### BRIEF
Gather the lines below that include the string "xlabel", copying each in full.
:: MATERIAL FOR THE TASK ::
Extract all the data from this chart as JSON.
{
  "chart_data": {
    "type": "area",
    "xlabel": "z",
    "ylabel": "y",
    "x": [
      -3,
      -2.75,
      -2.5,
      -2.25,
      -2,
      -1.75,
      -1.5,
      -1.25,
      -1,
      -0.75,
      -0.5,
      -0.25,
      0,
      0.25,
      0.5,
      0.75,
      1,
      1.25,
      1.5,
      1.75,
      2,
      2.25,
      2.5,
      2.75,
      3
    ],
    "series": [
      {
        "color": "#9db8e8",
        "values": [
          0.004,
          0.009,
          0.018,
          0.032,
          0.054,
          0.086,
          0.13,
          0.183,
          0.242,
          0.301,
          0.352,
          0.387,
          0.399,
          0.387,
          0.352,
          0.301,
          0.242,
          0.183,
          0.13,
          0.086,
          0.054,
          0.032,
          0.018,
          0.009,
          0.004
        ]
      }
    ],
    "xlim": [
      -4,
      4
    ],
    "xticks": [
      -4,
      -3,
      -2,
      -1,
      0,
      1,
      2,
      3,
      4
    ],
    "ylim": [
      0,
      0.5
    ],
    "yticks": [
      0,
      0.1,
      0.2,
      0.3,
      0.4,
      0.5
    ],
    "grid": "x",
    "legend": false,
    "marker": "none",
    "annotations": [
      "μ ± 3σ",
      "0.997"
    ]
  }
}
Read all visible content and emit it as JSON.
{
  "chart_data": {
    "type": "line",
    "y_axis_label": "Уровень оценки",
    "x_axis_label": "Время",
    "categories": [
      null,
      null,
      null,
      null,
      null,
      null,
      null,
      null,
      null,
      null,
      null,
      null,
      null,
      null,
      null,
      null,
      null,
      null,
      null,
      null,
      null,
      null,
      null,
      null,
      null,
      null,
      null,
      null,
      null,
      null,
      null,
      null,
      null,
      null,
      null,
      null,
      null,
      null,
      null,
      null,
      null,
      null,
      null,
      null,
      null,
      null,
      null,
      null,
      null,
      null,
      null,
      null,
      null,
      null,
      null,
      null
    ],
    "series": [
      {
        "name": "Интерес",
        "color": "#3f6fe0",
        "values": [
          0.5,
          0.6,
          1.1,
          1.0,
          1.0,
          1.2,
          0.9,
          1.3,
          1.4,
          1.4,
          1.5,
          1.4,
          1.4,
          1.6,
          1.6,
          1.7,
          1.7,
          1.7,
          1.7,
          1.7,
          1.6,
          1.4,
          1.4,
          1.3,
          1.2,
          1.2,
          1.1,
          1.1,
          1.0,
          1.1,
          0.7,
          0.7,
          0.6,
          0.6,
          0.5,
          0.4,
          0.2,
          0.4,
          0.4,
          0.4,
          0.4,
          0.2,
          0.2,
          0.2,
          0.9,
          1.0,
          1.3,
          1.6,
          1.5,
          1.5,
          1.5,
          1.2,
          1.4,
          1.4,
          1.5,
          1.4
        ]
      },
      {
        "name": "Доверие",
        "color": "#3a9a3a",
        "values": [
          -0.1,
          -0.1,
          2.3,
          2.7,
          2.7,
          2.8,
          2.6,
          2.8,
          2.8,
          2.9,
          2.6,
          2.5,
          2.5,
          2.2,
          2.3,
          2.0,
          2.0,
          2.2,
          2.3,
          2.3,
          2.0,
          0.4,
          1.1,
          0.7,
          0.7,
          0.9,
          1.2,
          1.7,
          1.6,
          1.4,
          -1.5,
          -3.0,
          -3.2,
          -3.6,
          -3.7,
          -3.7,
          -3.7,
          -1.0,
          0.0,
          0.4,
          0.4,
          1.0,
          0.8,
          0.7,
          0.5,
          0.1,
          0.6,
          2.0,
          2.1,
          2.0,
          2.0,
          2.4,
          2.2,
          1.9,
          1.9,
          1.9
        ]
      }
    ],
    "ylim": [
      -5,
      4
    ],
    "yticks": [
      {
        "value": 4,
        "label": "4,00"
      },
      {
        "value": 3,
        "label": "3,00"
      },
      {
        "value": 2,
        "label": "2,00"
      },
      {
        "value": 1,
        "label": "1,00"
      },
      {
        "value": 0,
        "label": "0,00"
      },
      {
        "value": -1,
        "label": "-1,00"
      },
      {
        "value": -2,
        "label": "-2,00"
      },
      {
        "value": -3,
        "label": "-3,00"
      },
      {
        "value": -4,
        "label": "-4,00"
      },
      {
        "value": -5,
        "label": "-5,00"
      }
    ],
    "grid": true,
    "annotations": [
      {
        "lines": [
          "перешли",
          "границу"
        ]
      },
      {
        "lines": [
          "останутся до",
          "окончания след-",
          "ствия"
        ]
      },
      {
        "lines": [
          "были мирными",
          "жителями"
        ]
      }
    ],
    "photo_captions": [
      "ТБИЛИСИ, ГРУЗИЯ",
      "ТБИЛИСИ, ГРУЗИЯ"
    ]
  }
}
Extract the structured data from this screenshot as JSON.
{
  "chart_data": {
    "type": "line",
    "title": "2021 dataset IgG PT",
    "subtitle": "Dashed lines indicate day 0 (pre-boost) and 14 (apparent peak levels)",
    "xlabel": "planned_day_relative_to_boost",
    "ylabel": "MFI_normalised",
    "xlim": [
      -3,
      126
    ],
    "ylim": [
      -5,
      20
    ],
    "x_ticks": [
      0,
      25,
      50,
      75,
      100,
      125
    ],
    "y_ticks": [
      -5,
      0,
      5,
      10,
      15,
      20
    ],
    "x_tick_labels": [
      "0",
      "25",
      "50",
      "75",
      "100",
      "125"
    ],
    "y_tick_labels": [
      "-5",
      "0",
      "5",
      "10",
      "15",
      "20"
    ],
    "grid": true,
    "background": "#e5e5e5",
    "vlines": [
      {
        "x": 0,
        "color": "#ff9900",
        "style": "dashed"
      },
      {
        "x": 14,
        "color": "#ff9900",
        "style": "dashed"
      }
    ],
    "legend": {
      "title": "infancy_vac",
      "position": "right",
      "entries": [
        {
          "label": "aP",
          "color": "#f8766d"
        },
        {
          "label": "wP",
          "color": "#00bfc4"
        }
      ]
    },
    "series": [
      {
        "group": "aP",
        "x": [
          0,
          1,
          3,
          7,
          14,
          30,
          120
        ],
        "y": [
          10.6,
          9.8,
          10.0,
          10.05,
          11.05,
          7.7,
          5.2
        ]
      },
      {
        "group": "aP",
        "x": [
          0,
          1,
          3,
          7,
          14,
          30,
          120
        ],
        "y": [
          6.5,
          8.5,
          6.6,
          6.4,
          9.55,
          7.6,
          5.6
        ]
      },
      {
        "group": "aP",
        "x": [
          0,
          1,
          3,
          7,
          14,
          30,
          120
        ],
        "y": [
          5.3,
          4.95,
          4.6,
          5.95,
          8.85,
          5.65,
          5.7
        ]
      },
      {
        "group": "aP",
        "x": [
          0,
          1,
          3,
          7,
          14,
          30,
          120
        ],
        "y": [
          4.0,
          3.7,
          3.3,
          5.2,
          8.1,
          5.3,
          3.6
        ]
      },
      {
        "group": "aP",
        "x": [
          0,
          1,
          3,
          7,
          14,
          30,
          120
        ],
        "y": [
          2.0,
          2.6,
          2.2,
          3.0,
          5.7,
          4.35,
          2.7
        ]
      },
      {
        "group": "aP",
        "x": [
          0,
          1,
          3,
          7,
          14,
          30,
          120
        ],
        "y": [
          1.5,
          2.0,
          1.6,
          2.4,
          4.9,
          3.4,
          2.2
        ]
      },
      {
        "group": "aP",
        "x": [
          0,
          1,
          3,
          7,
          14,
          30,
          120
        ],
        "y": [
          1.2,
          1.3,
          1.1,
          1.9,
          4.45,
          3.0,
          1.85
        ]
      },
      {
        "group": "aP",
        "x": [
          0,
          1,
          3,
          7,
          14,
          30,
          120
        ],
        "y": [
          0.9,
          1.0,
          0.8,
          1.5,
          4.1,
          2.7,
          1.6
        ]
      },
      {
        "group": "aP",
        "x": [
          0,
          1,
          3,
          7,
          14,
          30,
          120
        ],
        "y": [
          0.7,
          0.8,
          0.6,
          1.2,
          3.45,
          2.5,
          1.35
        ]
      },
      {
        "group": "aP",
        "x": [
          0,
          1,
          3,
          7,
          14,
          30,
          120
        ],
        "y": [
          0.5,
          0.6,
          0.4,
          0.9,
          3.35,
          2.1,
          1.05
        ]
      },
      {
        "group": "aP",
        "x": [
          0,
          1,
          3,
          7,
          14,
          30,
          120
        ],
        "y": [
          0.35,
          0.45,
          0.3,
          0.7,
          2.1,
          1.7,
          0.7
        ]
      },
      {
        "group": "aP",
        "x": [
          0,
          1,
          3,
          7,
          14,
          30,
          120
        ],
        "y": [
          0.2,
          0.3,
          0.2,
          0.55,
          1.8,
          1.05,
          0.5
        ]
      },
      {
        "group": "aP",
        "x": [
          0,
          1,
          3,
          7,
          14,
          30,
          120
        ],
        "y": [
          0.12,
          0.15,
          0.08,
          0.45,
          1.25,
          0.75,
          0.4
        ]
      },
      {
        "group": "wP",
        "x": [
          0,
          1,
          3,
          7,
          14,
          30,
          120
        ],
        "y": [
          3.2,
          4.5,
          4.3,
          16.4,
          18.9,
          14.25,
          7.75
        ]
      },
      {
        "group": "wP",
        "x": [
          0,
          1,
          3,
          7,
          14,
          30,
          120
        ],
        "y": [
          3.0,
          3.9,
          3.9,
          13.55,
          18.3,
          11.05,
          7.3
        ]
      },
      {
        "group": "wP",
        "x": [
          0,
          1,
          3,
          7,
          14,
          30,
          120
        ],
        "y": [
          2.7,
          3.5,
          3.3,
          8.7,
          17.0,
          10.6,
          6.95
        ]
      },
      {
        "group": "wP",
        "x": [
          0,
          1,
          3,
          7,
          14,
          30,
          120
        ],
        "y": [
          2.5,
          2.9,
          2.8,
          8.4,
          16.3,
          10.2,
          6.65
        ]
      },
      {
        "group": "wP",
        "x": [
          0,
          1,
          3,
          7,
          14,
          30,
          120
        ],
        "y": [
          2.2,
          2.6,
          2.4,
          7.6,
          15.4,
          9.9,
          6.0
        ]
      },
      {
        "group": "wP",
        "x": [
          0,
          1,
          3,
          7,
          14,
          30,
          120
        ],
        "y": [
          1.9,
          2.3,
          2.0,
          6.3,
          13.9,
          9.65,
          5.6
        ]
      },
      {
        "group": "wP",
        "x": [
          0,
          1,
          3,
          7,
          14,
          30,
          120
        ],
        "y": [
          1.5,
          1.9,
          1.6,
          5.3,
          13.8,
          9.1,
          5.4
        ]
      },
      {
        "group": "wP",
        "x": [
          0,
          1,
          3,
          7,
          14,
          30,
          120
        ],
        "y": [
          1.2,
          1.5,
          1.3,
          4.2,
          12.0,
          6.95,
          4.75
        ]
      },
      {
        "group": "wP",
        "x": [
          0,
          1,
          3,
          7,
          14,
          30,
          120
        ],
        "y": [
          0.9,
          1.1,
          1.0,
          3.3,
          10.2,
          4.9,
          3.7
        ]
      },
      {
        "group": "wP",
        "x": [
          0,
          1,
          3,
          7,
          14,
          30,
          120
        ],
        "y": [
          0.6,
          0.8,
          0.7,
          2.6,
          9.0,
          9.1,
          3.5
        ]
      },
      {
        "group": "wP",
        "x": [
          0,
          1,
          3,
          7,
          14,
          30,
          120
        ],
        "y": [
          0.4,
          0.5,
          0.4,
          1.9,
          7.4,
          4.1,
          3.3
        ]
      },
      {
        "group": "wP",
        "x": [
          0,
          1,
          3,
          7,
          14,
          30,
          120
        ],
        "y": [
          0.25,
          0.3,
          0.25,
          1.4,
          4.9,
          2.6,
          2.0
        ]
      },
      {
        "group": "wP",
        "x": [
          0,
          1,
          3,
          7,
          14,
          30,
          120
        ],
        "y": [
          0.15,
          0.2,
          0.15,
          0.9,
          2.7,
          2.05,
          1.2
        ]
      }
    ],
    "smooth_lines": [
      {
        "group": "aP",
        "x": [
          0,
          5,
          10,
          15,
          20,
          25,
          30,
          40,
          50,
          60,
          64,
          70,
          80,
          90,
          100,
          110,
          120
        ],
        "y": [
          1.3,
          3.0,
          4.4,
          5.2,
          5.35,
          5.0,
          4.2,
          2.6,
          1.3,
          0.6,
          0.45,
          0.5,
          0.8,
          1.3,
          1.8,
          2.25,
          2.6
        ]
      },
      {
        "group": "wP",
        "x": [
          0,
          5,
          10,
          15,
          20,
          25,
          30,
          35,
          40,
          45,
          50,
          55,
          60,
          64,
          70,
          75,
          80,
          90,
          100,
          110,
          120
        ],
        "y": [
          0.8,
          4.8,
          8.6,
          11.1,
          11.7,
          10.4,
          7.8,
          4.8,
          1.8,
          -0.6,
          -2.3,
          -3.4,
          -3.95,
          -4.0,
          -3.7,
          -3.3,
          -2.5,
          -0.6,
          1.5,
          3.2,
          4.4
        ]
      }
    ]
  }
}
:::
### EXERCISE SOLUTION
    "xlabel": "z",
    "xlabel": "planned_day_relative_to_boost",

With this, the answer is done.